╔══

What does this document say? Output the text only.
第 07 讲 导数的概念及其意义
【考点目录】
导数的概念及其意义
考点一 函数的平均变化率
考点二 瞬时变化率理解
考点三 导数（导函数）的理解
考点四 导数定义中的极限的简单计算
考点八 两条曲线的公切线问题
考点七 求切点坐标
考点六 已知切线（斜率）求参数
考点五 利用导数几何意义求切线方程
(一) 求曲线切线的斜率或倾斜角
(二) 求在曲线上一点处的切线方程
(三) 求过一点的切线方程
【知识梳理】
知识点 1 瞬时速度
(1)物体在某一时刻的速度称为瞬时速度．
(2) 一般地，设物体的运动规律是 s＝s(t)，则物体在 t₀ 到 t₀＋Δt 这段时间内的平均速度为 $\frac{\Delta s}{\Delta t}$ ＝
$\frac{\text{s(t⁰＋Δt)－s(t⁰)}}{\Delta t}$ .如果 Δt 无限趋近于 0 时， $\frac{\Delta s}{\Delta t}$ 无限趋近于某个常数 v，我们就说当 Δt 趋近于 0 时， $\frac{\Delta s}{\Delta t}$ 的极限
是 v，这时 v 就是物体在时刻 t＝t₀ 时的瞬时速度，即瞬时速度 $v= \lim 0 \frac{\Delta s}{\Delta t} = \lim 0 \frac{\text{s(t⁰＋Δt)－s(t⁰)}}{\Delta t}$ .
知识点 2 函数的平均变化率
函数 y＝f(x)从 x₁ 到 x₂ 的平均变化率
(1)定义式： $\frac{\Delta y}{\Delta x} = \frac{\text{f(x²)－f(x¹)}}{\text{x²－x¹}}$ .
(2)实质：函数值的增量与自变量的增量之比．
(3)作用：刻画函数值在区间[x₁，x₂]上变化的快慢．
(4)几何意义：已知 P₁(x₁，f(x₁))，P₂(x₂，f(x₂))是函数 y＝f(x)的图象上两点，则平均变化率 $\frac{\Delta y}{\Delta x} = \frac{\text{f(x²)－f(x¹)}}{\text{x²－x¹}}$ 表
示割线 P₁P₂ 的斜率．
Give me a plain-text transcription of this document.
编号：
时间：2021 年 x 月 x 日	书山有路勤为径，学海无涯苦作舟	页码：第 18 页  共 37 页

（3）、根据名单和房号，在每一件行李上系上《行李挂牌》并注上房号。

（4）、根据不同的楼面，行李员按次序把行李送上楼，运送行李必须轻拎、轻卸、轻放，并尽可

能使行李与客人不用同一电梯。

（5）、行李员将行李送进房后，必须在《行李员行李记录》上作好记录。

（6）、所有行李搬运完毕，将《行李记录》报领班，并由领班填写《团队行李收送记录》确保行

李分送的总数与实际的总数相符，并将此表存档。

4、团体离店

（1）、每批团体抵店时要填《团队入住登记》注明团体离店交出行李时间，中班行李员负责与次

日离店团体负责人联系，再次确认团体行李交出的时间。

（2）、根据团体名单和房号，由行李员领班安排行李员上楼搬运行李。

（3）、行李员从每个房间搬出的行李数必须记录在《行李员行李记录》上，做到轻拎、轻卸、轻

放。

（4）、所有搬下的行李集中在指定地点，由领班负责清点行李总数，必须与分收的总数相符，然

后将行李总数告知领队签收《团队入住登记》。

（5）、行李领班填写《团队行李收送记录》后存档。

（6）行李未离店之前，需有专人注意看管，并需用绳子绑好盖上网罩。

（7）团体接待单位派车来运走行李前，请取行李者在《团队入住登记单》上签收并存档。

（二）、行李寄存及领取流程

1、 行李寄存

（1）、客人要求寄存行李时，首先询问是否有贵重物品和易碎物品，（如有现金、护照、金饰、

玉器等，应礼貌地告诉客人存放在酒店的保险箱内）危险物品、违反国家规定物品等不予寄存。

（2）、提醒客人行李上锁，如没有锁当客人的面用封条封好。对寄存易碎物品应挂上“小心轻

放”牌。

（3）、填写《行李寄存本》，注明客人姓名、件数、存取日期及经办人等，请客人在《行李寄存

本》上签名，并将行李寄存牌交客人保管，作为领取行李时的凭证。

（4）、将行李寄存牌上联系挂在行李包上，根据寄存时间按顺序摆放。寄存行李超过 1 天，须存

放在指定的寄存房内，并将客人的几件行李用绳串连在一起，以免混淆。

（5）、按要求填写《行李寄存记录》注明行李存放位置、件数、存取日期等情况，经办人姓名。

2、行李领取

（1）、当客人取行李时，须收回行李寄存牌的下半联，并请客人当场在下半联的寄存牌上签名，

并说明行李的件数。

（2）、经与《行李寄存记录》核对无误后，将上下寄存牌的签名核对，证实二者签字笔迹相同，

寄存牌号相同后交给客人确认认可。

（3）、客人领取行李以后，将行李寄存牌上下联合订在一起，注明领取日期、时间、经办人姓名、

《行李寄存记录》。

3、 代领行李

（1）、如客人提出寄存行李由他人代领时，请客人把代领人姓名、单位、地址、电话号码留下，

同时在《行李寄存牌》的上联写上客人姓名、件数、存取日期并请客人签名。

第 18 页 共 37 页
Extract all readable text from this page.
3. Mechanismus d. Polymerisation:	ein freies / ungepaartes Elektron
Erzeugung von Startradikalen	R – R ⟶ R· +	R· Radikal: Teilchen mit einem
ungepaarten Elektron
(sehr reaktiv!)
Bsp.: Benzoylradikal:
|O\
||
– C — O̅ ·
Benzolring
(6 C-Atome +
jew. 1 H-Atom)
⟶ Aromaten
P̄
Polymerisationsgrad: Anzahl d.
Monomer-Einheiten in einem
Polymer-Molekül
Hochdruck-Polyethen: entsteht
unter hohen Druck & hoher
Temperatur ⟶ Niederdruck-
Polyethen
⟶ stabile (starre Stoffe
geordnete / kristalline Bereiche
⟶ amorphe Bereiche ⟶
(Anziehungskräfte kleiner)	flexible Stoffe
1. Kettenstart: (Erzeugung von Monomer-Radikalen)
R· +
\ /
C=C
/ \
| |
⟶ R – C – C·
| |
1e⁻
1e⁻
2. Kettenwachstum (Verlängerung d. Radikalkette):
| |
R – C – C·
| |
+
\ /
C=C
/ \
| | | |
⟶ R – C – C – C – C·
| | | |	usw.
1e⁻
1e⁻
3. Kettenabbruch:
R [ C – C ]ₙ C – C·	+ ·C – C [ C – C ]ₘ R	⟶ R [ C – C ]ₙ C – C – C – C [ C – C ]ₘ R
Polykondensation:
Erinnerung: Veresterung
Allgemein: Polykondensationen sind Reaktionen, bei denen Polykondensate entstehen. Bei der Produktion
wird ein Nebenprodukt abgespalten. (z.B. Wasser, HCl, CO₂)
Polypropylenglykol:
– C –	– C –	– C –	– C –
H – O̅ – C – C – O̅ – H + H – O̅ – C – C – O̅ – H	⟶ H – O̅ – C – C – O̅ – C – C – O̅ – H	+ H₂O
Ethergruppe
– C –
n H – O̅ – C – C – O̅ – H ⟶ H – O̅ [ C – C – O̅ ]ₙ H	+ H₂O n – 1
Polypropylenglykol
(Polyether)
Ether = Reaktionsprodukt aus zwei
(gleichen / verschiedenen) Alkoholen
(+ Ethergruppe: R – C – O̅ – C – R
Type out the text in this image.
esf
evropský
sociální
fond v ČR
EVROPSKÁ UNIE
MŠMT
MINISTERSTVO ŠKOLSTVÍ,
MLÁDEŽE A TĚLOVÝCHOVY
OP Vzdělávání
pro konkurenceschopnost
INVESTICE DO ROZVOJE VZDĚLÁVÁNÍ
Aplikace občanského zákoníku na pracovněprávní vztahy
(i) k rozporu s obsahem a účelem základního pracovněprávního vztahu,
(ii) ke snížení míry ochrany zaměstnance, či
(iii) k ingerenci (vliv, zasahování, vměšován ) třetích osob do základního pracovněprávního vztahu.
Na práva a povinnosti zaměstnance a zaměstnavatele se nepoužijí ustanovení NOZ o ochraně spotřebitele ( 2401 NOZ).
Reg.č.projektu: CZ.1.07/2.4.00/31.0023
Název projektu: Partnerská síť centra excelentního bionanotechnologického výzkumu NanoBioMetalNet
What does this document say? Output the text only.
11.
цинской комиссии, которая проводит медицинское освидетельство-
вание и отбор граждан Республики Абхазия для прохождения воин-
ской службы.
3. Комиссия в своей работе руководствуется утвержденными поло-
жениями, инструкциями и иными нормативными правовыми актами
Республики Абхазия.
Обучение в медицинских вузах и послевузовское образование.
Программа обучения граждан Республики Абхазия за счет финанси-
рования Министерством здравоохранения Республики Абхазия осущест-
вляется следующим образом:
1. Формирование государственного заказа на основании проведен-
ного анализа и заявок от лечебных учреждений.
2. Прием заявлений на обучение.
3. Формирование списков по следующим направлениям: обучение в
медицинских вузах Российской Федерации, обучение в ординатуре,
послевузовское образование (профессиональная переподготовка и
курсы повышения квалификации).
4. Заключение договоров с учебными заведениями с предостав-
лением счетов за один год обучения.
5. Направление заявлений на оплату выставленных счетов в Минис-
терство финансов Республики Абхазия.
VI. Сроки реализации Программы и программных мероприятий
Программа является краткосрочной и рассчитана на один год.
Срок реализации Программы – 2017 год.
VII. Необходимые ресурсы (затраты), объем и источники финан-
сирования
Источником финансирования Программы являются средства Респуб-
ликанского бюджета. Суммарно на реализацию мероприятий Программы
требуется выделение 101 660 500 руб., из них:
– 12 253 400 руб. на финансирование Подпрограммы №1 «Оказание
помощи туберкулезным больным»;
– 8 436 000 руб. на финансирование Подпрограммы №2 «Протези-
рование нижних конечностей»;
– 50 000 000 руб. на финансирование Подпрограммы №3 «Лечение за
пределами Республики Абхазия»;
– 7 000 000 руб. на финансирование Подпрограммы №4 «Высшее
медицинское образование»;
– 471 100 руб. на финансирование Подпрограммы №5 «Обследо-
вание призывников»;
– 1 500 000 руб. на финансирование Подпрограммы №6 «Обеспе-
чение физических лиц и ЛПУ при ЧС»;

╚══

EXERCISE REQUIREMENTS:
Establish how many lines of the material above hold the word "základního". Nothing but the count should be returned.

COMPLETED TASK:
2